● Exercise instructions
1) Please list the keys the third response in the keyboard thread names as tried in combination with the key next to 'Enter'.
2) Answer these questions on the keyboard thread:
(a) What Alt code does the first response give for the pound sign?
(b) What does the key next to 'Enter' produce in lower case?
(c) Which key finally produced the £ sign?

● Passage shown
And please, does anybody know where to find the “pound sterling” sign of a French laptop keyboard? :-)


Responses

  1. The universal way is to us the ASCII code by holding down the Alt key whilst pressing the ‘number’ keys 0 1 6 3 (Alt+0163). Trouble is laptop keyboards don’t have a separate numerical pad, so you have to use the FN key in addition. HTH.

  2. On mine it is just to the top left of the enter key, so $ plus shift =£.

  3. Thank you both for your suggestions. The strangest thing happened. The ASCII code didn’t work. I found the key Jon refers to, next to the ‘Enter’ key. It shares the space with the dollar sign and a little box with ears on each corner (no idea what that is).

    Anyway, that key produces only right square brackets in lower case, and right curly brackets in upper case, regardless of which combinations of shift, alt, fn, and ctrl keys I used.

    But just now, as I was typing this, I was looking for double quotes and hit the Shift/3 key, and lo and behold, the elusive £ sign appears. I had already tested all the numerical keys with all the aforesaid combinations, to no effect.

    Somewhere a small magical creature has been at work. And so far, I am totally happy with Windows Vista. Probably spoken too soon, but up to now it has performed faultlessly.

● Stored rows
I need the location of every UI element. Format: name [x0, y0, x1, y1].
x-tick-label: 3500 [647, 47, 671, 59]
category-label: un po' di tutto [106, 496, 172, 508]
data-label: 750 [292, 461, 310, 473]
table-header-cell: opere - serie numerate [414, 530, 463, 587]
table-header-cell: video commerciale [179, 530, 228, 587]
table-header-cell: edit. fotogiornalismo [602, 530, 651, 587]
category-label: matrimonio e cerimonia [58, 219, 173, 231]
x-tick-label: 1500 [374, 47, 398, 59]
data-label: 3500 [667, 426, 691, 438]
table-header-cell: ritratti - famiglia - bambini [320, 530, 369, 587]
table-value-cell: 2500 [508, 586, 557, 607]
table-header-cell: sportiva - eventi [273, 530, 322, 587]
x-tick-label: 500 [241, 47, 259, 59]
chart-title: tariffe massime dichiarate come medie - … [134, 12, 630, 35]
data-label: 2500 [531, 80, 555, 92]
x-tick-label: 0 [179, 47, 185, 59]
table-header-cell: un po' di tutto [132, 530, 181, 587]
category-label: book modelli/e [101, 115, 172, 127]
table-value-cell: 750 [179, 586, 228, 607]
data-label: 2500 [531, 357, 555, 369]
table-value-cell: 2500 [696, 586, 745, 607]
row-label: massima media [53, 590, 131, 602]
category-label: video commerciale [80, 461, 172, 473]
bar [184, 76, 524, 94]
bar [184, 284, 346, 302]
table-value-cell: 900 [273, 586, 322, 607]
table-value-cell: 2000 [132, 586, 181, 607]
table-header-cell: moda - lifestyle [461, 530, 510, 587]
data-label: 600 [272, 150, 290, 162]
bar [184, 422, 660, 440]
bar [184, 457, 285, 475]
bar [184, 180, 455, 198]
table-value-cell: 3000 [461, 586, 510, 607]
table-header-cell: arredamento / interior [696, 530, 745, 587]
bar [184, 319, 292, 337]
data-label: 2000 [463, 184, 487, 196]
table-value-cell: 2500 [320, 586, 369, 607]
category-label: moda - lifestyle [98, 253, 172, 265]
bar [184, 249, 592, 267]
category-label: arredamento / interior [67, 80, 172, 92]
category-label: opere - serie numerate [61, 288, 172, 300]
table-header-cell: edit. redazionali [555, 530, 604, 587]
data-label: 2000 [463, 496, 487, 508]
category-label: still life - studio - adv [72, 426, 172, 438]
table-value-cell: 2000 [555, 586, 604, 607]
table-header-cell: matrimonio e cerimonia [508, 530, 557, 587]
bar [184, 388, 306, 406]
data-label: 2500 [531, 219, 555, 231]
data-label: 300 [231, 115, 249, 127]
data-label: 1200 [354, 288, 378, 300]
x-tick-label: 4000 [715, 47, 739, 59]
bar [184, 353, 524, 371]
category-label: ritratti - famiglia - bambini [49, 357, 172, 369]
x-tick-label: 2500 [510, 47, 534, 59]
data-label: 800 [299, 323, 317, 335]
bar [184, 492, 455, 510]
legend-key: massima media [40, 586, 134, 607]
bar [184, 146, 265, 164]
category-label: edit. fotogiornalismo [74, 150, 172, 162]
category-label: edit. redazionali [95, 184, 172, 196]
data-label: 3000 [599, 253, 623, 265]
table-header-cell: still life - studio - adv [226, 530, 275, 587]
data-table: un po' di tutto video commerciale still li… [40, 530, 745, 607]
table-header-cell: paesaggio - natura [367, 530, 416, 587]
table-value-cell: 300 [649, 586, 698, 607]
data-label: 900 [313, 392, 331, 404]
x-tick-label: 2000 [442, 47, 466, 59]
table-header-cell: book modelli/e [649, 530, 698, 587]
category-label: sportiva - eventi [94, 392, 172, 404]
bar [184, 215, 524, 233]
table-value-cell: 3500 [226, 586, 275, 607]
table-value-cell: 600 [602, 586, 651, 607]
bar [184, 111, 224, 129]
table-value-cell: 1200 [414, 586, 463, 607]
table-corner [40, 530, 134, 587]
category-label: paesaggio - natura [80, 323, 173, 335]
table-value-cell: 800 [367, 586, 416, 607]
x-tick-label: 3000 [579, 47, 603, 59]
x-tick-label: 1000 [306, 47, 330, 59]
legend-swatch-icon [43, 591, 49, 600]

● Expected answers
1) Shift, Alt, Fn, Ctrl

2)
(a) Alt+0163
(b) Right square brackets
(c) Shift/3